--- Data excerpts ---

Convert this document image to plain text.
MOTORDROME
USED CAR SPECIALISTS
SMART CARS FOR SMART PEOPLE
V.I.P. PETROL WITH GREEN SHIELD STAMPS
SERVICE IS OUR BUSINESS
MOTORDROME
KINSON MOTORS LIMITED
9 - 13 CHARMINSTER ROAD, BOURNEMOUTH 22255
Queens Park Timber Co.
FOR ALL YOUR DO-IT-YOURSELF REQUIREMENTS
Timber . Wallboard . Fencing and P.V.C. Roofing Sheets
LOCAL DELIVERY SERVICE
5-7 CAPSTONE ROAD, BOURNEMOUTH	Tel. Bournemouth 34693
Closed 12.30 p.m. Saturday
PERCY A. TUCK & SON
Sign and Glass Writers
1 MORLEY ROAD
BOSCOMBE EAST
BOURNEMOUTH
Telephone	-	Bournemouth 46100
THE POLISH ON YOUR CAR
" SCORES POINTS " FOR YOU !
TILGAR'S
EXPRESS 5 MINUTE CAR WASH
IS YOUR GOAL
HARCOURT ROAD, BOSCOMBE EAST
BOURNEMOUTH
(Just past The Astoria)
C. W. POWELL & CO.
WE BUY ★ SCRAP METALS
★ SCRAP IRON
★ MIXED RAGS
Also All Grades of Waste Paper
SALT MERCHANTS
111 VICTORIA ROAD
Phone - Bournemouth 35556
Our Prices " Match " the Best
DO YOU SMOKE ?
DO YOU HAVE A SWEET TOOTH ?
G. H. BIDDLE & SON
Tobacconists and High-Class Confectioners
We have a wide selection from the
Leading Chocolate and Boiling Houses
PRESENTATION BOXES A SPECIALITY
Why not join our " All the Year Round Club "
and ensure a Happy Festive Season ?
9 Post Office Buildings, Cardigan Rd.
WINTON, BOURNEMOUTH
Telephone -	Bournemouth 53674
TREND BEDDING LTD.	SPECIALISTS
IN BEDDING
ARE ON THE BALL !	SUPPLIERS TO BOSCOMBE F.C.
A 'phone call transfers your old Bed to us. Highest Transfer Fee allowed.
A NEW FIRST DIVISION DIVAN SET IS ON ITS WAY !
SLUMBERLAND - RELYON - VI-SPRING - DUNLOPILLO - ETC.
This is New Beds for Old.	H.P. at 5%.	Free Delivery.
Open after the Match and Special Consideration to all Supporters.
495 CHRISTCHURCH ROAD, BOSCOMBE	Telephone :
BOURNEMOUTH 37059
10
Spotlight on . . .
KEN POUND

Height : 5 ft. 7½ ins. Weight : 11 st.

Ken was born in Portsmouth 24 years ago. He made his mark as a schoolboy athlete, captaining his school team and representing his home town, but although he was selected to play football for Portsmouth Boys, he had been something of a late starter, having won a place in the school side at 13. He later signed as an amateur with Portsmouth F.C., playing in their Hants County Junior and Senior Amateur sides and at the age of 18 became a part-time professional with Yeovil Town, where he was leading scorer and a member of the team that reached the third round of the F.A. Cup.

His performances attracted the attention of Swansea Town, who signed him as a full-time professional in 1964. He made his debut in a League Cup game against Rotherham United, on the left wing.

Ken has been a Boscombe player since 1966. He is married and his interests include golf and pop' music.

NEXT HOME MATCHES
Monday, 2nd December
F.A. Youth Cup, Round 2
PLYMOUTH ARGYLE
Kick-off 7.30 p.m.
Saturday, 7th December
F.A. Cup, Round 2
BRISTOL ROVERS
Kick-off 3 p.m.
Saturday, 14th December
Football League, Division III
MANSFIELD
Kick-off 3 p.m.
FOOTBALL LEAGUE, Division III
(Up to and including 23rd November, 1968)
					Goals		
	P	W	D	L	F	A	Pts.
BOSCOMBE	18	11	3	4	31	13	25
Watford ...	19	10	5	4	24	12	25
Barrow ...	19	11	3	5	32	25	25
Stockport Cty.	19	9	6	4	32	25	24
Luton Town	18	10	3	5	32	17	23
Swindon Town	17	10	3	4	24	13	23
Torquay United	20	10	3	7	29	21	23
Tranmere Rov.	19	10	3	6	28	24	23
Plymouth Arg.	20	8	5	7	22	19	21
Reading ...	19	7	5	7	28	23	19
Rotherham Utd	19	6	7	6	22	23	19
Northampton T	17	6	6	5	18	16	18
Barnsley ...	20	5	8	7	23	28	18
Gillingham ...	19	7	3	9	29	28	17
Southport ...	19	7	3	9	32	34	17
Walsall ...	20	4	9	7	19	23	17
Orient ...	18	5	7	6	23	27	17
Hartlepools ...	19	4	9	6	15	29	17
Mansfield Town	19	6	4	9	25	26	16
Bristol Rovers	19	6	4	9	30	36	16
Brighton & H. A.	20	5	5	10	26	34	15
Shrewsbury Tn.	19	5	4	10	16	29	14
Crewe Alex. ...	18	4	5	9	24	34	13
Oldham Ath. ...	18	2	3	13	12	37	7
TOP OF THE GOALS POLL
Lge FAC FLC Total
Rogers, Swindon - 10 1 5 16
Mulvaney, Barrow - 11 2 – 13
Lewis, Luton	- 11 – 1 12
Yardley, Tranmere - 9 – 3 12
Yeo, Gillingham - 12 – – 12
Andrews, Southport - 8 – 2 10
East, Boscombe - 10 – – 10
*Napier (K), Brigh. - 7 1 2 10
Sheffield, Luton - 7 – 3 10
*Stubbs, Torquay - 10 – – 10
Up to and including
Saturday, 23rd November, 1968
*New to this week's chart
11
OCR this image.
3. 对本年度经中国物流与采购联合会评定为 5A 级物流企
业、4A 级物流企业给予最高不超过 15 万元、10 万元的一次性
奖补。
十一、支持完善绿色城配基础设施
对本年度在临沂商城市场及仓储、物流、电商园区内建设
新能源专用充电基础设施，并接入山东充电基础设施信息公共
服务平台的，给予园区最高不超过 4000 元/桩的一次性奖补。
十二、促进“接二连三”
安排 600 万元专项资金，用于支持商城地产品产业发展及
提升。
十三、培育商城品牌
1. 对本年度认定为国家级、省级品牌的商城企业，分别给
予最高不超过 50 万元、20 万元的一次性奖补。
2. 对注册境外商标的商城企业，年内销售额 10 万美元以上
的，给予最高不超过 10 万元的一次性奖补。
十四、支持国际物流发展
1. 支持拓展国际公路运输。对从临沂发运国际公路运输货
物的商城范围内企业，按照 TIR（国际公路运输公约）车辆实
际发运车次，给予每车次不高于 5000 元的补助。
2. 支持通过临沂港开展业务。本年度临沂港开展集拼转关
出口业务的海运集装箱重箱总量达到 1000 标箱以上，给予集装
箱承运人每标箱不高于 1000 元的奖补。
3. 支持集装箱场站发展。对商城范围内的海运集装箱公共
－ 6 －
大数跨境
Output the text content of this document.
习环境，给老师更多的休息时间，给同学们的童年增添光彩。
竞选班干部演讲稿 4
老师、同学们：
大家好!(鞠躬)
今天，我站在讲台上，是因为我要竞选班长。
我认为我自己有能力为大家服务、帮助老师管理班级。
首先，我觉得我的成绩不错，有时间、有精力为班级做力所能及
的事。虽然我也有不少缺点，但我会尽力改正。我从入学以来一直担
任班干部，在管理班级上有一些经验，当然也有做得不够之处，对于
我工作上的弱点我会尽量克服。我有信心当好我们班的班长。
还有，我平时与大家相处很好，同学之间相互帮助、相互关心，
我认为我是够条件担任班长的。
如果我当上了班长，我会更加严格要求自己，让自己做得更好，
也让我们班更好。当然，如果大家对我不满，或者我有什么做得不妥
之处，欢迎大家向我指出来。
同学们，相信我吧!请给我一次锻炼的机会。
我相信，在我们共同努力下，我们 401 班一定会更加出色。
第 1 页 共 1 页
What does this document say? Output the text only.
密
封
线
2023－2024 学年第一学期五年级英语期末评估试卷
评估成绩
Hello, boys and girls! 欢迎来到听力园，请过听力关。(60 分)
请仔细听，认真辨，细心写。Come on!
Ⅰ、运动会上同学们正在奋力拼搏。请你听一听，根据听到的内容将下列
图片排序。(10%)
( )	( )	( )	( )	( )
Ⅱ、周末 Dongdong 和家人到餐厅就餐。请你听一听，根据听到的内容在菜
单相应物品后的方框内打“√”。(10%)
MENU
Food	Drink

--- What you need to do ---
List each line in the listing that contains the string "United".

--- Complete output ---
His performances attracted the attention of Swansea Town, who signed him as a full-time professional in 1964. He made his debut in a League Cup game against Rotherham United, on the left wing.
Torquay United	20	10	3	7	29	21	23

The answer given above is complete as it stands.